> _THE TASKS_:
1) How would you put this sentence from the woodturning forum thread into Spanish: "I've finally cleared out the shop and started turning things again."?
2) Could you write the next few posts of the woodturning forum thread, starting after its last reply?

··· TEXT SHOWN

# The reports of my death are greatly exaggerated!!



## davinci27 (Jun 21, 2011)

So after we had baby #2, I fell off the turning map.  I've finally cleared out the shop and started turning things again.  Unfortunatly my tailstock is broken, so precision drilling/pen making is a little out at the moment.  In the mean time, here are a couple of other things I've made while I wait on a new handwheel.

First one is a spalted sycamore hollow form with bloodwood finial and pedestal.

The second in is a harmonica microphone made out of bloodwood and oregon myrtle.


----------



## bobjackson (Jun 21, 2011)

Welcome back. Great work. Congrats on #2.


----------



## JimB (Jun 21, 2011)

Very nice "back to the lathe" turnings. Welcome back!


----------



## rkimery (Jun 21, 2011)

Welcome back indeed!  Great work.


----------



## Monty (Jun 21, 2011)

They look great...especially the harmonica. :biggrin::biggrin::biggrin:


----------



## Steve Busey (Jun 21, 2011)

davinci27 said:


> So after we had baby #2, I fell off the turning map.



Number 2?? You fell of the map after #1!!

······
··· EXTRACTED MATERIAL

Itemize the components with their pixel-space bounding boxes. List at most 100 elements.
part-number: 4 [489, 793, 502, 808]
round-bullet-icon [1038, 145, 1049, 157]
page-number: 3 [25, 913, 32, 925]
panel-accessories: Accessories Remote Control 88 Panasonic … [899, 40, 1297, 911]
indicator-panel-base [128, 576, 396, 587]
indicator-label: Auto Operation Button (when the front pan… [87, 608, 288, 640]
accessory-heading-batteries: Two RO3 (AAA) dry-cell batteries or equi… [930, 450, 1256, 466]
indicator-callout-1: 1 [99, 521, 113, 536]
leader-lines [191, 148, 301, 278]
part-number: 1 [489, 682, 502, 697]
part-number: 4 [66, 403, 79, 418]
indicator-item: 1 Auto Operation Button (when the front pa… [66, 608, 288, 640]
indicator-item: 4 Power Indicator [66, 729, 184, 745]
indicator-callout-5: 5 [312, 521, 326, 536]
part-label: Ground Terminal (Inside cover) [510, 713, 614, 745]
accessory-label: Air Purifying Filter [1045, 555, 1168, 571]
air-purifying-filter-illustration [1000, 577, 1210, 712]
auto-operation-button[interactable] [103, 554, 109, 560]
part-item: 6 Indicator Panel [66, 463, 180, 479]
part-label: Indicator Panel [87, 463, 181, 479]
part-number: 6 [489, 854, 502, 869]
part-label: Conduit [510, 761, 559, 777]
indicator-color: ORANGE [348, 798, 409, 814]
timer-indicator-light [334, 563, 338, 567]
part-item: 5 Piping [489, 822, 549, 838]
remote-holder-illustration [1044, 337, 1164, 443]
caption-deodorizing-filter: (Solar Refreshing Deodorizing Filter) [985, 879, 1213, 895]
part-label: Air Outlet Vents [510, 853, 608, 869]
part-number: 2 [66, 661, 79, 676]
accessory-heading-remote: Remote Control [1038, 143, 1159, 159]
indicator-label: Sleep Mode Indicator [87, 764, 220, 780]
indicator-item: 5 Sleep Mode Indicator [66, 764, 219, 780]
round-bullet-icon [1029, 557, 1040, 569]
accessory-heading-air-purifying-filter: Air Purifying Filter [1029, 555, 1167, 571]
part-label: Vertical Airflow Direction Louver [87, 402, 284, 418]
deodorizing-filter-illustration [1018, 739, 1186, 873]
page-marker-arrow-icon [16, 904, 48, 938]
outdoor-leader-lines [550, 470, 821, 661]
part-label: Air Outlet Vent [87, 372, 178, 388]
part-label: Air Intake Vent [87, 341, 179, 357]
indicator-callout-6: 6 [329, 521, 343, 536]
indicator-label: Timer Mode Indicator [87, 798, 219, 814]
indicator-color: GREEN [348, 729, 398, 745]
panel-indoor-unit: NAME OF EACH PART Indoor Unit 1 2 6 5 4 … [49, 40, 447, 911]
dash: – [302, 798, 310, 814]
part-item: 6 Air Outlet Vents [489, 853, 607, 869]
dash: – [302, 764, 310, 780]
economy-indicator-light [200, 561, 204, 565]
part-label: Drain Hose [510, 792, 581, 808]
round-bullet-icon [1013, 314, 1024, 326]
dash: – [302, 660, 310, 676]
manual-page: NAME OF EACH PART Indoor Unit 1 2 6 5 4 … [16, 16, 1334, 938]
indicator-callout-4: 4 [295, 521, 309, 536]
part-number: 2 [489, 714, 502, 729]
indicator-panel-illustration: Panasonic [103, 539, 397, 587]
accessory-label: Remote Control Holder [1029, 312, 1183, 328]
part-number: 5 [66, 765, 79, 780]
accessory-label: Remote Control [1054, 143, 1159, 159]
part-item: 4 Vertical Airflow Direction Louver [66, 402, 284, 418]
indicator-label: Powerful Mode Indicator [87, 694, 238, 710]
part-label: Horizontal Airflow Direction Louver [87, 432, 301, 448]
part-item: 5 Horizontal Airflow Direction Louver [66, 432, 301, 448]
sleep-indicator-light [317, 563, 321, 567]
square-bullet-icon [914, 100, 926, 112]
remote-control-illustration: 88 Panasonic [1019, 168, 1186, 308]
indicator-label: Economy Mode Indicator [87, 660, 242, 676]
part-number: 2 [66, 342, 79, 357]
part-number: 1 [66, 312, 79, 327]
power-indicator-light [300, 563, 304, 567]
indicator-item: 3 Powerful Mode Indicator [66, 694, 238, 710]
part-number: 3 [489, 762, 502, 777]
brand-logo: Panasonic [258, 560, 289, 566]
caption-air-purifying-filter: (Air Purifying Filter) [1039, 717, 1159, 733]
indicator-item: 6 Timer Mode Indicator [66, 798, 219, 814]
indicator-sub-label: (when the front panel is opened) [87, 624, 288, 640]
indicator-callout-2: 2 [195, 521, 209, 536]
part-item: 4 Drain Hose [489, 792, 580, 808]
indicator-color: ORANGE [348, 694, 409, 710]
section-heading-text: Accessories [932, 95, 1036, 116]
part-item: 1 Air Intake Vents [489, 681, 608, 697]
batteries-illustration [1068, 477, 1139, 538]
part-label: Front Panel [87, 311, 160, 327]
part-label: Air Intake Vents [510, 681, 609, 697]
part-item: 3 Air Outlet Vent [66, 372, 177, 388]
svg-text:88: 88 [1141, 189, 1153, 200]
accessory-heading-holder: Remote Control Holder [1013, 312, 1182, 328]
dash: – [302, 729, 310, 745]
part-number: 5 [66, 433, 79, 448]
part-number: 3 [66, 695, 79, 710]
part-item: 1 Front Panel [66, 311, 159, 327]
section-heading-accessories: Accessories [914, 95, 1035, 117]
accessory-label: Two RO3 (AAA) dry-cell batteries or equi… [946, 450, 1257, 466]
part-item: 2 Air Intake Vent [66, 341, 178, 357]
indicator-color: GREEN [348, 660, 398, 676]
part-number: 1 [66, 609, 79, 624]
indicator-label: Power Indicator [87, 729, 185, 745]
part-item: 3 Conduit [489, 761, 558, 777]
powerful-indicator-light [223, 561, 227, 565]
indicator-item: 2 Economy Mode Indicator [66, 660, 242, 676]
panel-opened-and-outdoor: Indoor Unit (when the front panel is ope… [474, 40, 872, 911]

······
··· EXTRACTED MATERIAL

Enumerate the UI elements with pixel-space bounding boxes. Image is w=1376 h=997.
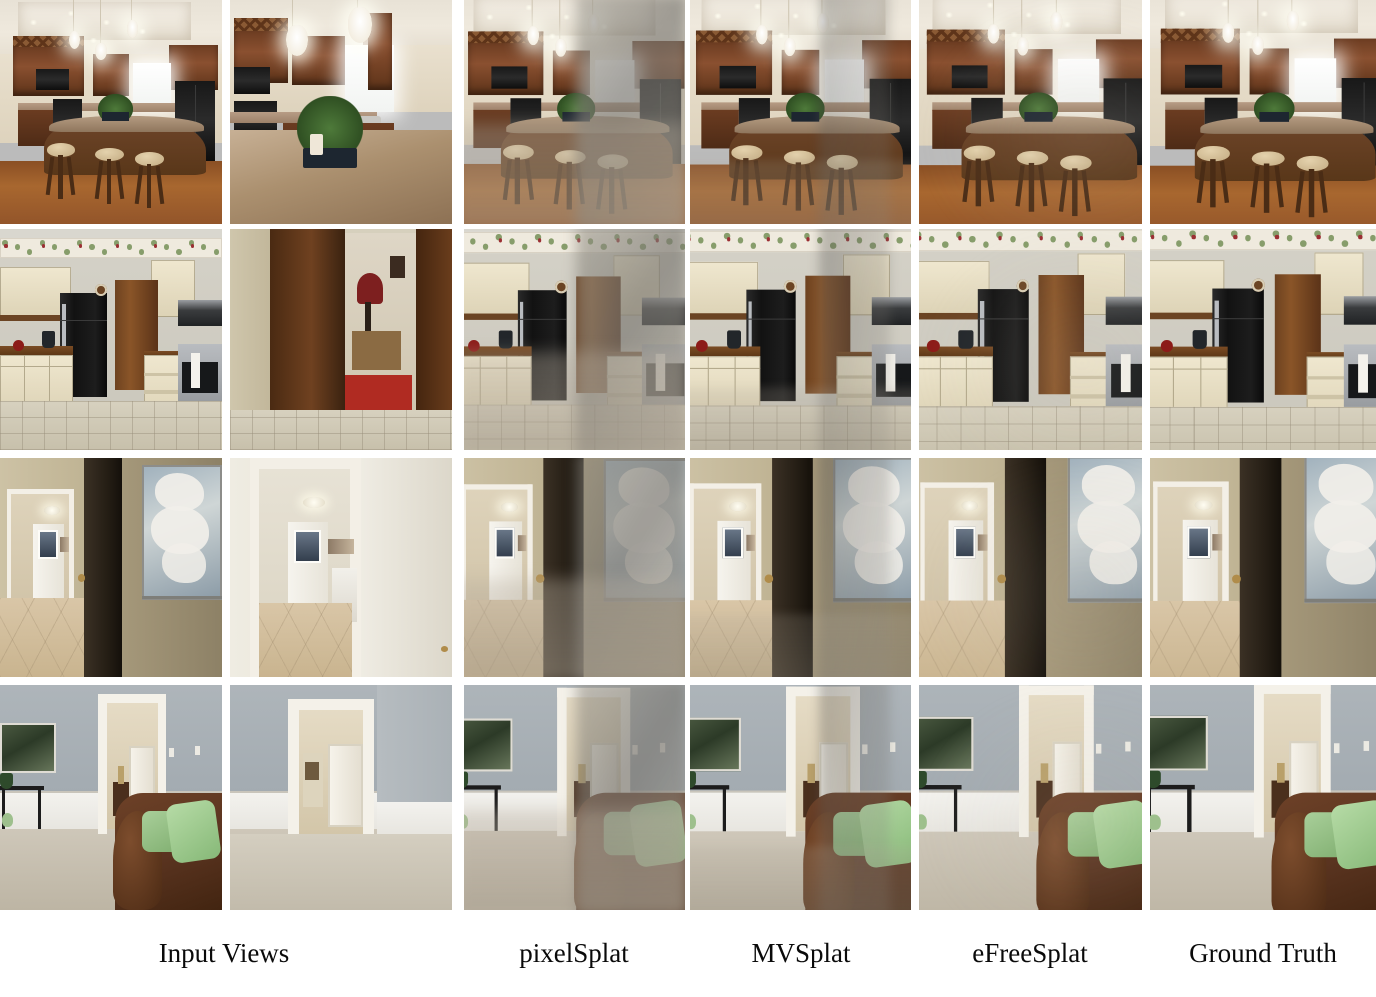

······

> _ANSWERS PER TASK_:
1) Por fin he despejado el taller y he vuelto a tornear cosas.

2)
Ben, 

Looking forward to more of your creativity and to seeing you at the next IAP meeting (you _just_ missed the one last Saturday!).


----------



## davinci27 (Jun 21, 2011)

Yeah, I heard about the one Sat, but I didn't find out in time to plan around some other things.  I hope my parts come in today so I can do some pens, I've already got some blanks turned round, they are just waiting for holes.  Maybe I'll have some ready by the next meeting.


----------



## OLDMAN5050 (Jun 21, 2011)

great hollow form...............


----------



## bitshird (Jun 21, 2011)

Good to see you around again Ben, Congratulations on  #2 Odd name for a Young one:wink:
but this is the 21st century so any way Beautiful hollow form very nice indeed, The Harmonica mike is also kind of cool. You just have to love machinery it always breaks at the least convenient time.


----------



## nava1uni (Jun 22, 2011)

Congrats on #2 and turning once again.  Nice work.  How does the microphone work?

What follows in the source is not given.